Do this: Your task is to output all the records below, word for word.

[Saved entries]
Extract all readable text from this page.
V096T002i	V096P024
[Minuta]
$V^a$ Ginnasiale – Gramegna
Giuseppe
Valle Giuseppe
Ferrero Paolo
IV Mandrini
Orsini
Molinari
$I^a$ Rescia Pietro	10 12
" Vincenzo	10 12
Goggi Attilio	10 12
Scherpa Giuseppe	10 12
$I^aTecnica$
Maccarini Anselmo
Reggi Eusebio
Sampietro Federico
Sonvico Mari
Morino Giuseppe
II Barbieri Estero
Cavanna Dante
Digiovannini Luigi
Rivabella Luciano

In response:
Extract all readable text from this page.
V096T002i	V096P024
[Minuta]
$V^a$ Ginnasiale – Gramegna
Giuseppe
Valle Giuseppe
Ferrero Paolo
IV Mandrini
Orsini
Molinari
$I^a$ Rescia Pietro	10 12
" Vincenzo	10 12
Goggi Attilio	10 12
Scherpa Giuseppe	10 12
$I^aTecnica$
Maccarini Anselmo
Reggi Eusebio
Sampietro Federico
Sonvico Mari
Morino Giuseppe
II Barbieri Estero
Cavanna Dante
Digiovannini Luigi
Rivabella Luciano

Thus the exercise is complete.